◆ **Task statement**: Copy out each line in the material below that has the word "name".

◆ **Provided information**:
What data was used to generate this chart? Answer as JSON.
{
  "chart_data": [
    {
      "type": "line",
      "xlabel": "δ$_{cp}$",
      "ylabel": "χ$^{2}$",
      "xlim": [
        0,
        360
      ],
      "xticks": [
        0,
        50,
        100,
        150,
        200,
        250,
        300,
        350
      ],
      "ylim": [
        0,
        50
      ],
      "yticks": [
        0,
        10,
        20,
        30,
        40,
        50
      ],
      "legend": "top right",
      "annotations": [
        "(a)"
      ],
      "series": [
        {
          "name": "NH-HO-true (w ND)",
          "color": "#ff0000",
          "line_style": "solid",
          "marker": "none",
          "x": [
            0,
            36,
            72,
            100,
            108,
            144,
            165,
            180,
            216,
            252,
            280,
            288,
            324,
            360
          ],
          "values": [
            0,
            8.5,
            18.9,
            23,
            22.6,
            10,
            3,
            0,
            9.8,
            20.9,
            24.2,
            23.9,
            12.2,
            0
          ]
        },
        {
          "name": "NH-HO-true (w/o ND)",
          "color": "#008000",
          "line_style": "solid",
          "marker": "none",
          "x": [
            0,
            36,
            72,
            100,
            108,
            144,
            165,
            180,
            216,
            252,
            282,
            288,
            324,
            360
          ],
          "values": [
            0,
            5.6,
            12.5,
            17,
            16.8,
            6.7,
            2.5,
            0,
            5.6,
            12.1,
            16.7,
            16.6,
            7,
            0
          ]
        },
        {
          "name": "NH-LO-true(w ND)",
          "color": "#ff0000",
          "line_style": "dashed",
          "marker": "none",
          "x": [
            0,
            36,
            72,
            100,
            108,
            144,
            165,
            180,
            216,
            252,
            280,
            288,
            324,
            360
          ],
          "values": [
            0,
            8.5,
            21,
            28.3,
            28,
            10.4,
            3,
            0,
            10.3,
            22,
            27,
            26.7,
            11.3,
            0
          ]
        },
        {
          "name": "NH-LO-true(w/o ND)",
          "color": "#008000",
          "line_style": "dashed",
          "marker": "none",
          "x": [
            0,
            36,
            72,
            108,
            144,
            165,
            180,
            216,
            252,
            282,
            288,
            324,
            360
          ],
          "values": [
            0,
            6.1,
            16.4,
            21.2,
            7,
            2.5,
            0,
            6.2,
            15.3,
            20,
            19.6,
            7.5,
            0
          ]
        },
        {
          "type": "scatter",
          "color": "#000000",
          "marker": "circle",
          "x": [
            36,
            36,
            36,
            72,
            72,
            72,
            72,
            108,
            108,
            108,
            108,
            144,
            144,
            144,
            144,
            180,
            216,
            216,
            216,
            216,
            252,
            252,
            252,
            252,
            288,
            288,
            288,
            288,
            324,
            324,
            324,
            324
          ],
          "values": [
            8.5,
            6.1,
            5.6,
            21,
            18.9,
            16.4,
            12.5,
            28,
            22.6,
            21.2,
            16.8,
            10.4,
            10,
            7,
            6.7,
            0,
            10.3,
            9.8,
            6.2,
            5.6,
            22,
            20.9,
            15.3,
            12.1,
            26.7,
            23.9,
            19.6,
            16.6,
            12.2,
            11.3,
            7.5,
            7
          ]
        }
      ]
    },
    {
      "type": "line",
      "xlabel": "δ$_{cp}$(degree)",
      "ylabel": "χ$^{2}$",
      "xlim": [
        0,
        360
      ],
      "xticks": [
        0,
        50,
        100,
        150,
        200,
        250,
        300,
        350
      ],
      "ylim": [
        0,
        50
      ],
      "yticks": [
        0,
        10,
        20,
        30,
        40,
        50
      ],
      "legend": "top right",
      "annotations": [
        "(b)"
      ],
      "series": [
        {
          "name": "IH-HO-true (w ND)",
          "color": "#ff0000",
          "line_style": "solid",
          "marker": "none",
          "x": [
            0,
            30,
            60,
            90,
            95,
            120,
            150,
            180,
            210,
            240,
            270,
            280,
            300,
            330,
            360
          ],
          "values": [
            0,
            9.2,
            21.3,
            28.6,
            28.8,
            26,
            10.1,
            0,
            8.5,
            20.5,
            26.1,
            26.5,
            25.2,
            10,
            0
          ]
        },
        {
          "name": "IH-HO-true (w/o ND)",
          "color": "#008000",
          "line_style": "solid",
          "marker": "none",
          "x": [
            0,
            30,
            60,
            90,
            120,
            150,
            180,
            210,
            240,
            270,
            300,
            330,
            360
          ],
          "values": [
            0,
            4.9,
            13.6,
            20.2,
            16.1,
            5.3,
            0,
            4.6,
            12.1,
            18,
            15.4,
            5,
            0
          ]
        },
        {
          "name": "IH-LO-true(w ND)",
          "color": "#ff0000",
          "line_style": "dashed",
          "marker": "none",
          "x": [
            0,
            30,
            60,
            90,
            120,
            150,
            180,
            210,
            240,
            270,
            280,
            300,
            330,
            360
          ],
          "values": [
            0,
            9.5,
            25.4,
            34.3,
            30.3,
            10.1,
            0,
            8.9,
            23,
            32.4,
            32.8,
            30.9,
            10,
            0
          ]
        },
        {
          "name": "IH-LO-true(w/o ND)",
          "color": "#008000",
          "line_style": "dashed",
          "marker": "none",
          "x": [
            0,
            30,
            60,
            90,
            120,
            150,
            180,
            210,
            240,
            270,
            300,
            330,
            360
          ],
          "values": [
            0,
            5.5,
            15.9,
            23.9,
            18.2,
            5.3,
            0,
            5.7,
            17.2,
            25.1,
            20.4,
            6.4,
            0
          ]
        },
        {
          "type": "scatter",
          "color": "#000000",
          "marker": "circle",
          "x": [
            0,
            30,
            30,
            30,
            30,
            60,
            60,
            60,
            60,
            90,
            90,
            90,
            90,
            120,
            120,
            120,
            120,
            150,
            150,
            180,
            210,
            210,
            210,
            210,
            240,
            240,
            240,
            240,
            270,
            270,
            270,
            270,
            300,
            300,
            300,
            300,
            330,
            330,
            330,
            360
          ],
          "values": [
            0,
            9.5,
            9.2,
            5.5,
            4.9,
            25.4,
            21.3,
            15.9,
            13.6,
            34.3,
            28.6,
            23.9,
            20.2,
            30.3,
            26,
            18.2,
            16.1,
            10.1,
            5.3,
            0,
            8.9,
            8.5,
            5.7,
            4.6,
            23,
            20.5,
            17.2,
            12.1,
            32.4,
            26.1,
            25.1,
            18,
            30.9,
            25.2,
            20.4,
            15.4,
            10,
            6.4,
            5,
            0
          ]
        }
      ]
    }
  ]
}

◆ **Complete response**:
          "name": "NH-HO-true (w ND)",
          "name": "NH-HO-true (w/o ND)",
          "name": "NH-LO-true(w ND)",
          "name": "NH-LO-true(w/o ND)",
          "name": "IH-HO-true (w ND)",
          "name": "IH-HO-true (w/o ND)",
          "name": "IH-LO-true(w ND)",
          "name": "IH-LO-true(w/o ND)",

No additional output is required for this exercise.